Your goal: Give only the number of lines in the records that include the string "page".

Task inputs:
----------------

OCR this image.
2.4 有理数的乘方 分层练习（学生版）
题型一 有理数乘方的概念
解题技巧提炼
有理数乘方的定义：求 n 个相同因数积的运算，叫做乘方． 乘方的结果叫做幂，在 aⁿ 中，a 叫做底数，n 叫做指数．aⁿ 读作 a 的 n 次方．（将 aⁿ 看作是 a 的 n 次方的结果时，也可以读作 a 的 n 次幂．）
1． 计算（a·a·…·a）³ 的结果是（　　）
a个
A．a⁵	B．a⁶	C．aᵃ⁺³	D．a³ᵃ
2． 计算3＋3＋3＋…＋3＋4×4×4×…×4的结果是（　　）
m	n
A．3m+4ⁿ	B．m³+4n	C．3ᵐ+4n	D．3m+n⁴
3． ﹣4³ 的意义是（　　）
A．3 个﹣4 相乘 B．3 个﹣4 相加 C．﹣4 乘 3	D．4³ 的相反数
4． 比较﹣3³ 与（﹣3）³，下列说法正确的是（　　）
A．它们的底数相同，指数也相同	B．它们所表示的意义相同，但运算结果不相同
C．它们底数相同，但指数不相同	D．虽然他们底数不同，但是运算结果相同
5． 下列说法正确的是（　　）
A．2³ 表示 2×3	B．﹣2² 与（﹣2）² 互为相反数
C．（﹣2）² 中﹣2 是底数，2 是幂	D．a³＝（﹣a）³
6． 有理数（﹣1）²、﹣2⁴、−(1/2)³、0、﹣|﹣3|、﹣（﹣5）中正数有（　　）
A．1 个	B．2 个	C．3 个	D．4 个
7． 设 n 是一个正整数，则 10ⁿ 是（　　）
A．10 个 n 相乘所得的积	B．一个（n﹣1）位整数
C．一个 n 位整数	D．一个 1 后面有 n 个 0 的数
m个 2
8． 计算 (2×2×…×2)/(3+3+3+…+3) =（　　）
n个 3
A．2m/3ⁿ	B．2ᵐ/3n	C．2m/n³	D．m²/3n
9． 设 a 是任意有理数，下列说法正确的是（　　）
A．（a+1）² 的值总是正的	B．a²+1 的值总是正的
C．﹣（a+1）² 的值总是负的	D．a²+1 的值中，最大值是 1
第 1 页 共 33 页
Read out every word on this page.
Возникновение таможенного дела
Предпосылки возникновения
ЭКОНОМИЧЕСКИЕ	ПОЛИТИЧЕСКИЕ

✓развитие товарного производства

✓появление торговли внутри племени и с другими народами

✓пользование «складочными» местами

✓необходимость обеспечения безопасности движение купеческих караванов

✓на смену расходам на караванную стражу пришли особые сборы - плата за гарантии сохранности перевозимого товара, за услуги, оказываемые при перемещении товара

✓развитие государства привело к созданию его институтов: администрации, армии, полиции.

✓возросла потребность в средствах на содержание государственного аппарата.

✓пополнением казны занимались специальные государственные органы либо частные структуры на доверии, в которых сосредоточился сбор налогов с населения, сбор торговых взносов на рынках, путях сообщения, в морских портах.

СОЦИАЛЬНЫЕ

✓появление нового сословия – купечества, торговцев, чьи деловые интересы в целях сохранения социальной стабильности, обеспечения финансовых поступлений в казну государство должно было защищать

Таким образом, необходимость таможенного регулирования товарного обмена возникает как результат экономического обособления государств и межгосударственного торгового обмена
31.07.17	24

----------------

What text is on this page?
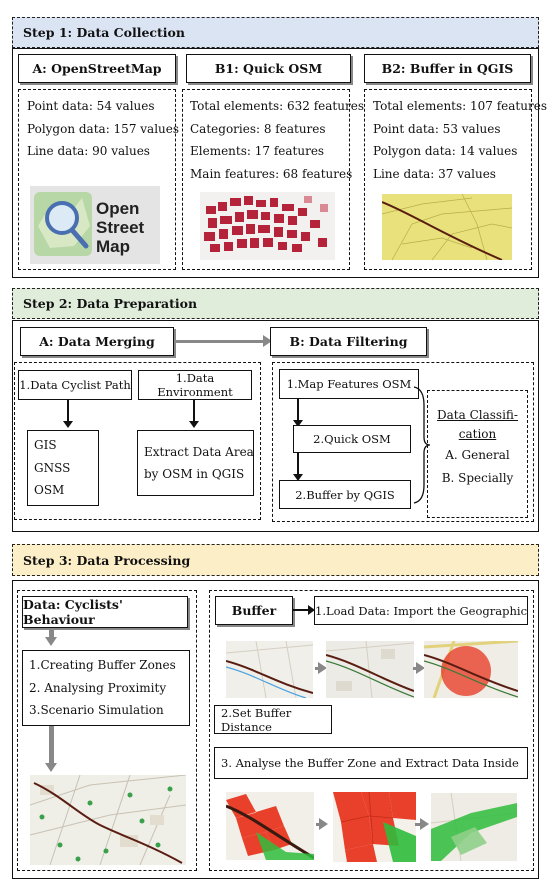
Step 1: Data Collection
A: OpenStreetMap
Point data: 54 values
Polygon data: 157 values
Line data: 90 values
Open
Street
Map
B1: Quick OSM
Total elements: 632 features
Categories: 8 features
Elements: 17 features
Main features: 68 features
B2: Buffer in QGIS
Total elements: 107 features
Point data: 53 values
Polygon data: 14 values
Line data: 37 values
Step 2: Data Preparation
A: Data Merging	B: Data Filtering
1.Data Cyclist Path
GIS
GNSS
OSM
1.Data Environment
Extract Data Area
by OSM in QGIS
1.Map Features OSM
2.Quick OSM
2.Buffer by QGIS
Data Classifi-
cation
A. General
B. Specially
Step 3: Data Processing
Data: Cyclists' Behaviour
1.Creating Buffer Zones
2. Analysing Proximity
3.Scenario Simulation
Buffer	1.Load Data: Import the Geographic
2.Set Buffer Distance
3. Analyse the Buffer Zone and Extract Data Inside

----------------

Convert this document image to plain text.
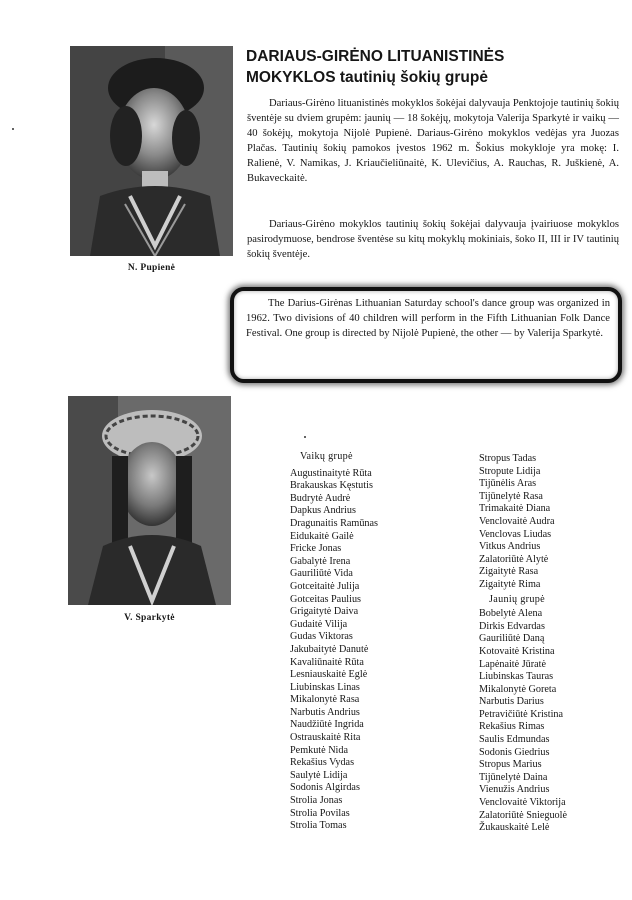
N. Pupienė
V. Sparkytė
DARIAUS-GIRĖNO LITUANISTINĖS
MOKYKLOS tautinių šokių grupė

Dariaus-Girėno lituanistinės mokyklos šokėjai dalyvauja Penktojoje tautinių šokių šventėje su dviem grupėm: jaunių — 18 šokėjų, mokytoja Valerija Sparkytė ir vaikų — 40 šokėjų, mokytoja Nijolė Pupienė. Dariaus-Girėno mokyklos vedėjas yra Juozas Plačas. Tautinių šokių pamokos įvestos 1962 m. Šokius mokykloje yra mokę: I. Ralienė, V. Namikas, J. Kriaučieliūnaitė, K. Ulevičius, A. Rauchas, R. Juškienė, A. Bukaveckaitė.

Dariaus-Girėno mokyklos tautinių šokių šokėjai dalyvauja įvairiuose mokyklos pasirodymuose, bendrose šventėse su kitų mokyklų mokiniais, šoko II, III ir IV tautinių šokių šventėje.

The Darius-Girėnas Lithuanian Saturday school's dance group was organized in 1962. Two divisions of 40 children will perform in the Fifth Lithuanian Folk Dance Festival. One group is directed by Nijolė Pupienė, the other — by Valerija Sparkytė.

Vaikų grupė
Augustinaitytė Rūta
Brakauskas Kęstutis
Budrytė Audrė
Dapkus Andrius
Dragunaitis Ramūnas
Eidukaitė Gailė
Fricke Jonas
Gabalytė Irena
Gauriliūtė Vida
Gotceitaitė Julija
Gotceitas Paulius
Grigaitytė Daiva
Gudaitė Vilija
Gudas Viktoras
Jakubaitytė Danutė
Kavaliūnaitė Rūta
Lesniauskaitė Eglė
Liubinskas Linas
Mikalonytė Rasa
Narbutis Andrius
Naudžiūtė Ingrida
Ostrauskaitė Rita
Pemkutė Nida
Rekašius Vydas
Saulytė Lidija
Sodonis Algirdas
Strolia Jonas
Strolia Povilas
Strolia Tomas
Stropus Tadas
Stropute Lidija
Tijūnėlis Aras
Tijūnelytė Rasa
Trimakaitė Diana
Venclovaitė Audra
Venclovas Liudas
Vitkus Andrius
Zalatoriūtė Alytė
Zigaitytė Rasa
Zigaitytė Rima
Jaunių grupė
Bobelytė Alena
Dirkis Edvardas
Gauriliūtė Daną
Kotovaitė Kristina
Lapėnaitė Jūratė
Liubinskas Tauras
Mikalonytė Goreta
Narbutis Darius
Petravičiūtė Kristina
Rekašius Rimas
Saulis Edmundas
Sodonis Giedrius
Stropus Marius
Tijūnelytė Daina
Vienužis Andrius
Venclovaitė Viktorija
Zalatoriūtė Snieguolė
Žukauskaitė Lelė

----------------

Result: 2